#### [Records shown]

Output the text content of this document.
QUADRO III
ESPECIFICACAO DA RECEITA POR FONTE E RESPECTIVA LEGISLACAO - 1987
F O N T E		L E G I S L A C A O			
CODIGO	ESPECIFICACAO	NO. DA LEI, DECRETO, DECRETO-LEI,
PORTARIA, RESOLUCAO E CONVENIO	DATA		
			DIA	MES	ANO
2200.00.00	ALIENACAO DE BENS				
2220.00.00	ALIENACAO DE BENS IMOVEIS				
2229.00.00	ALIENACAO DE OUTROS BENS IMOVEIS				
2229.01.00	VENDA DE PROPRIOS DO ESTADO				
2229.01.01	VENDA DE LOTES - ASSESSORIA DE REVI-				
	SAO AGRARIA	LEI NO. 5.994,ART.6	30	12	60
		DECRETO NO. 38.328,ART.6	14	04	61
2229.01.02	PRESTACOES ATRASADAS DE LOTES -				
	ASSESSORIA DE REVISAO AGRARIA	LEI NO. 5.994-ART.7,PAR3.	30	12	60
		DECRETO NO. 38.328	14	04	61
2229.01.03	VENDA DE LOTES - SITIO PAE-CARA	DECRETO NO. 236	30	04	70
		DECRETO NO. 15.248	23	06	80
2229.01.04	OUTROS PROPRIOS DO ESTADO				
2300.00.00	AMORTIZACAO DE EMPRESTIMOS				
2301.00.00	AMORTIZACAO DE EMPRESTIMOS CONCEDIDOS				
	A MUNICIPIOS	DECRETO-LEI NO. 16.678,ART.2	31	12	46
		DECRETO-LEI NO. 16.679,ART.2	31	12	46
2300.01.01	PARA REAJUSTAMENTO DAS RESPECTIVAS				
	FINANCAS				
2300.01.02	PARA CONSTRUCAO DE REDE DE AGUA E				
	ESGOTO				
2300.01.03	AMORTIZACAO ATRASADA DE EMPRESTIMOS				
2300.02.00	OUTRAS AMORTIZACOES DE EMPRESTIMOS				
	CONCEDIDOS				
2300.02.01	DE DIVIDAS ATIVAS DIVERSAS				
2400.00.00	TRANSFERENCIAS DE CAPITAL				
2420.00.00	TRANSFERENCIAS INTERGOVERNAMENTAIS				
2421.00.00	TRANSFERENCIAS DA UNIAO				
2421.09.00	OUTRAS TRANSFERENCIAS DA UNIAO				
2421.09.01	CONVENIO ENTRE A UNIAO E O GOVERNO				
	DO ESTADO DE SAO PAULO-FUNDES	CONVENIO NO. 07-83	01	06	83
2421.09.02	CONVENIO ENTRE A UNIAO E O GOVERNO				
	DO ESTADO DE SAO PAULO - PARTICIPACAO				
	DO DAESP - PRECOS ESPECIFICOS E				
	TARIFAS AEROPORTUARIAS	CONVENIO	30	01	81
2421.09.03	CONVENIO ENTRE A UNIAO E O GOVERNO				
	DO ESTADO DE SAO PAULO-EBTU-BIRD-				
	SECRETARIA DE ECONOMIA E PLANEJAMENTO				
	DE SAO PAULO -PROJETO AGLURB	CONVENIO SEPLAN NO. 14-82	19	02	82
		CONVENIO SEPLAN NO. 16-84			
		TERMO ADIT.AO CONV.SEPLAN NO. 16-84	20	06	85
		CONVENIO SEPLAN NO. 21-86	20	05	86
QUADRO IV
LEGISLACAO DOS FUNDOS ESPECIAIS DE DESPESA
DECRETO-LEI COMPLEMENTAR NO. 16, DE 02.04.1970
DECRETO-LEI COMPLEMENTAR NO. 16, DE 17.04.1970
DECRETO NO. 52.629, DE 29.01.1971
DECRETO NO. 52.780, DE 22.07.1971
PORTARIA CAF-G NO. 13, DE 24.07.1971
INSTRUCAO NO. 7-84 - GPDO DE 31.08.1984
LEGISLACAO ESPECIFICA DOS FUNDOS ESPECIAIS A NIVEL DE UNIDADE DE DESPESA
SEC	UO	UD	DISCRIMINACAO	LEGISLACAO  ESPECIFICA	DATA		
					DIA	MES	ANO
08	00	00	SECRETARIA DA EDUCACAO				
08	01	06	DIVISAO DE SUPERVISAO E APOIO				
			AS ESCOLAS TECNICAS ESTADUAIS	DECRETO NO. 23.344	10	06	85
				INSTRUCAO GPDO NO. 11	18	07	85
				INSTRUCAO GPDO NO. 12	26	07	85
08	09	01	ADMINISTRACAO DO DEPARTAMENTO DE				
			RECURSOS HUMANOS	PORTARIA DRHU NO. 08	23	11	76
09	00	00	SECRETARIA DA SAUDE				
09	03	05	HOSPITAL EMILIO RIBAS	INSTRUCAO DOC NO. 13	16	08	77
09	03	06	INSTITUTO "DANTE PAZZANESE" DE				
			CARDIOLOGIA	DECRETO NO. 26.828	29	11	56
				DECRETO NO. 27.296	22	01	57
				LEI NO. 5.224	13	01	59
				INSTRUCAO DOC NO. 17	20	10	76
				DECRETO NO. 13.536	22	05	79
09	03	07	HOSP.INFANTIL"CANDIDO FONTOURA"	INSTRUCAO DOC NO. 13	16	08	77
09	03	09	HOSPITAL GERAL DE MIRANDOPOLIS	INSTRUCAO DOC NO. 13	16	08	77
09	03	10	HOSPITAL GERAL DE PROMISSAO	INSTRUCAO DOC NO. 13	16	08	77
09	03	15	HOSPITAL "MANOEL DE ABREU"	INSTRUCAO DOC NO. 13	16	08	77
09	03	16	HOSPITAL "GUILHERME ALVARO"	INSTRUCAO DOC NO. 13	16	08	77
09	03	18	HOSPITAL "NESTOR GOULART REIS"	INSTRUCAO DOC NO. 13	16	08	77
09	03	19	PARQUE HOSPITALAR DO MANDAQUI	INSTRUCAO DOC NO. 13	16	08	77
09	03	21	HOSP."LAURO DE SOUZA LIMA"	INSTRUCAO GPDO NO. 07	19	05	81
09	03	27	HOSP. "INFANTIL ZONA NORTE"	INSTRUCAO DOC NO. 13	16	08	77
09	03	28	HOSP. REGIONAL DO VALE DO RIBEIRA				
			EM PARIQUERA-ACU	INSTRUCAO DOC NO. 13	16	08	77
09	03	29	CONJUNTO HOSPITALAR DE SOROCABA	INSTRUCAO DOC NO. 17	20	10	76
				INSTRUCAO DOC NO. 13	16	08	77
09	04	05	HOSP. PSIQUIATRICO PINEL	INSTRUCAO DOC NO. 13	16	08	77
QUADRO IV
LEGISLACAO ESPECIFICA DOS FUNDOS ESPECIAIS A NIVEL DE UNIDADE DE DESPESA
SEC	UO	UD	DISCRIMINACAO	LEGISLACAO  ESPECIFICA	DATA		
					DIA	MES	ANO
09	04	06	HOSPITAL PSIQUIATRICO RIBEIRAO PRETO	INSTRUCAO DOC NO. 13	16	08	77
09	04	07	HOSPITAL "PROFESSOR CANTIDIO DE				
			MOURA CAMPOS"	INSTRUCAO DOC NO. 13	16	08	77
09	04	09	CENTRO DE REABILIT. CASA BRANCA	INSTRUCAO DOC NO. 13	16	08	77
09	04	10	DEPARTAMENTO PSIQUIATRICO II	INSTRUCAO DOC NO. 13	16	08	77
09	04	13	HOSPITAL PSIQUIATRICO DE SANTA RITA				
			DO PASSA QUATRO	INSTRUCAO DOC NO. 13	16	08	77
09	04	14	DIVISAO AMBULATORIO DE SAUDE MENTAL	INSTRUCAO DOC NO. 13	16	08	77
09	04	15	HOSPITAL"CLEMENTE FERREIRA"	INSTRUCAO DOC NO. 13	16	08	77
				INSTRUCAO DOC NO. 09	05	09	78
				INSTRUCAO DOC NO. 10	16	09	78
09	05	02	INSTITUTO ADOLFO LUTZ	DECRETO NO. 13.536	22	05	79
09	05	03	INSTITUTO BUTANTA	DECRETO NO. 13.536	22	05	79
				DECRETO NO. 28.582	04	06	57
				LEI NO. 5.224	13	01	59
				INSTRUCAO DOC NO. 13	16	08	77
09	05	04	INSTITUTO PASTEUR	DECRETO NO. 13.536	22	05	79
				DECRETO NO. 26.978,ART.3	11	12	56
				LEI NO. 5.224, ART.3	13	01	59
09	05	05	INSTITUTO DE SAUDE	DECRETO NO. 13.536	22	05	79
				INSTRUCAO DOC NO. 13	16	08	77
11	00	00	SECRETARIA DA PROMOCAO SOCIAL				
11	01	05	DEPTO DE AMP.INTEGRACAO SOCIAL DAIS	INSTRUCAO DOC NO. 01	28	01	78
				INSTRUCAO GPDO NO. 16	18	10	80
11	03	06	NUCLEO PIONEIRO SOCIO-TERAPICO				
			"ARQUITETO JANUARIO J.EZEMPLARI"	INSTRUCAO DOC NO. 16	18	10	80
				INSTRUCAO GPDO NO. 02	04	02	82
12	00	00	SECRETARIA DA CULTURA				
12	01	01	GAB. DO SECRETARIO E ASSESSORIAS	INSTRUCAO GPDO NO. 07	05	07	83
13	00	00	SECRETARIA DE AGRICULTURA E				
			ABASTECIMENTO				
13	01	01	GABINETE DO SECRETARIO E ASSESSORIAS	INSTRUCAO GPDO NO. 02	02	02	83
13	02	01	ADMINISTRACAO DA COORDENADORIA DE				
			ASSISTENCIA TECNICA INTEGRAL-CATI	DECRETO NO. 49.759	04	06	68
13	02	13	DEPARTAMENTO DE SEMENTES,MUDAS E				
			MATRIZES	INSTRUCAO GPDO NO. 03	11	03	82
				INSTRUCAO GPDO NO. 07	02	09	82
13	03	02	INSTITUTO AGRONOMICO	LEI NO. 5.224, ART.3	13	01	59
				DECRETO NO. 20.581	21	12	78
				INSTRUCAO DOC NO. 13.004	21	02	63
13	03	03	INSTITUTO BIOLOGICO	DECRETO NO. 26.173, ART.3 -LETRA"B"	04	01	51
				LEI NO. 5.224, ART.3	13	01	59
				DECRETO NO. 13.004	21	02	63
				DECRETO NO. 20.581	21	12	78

#### [Task brief]
In the records above, find each line holding "CONCEDIDOS" and copy it.

#### [Reply to the task]
2301.00.00	AMORTIZACAO DE EMPRESTIMOS CONCEDIDOS				
	CONCEDIDOS				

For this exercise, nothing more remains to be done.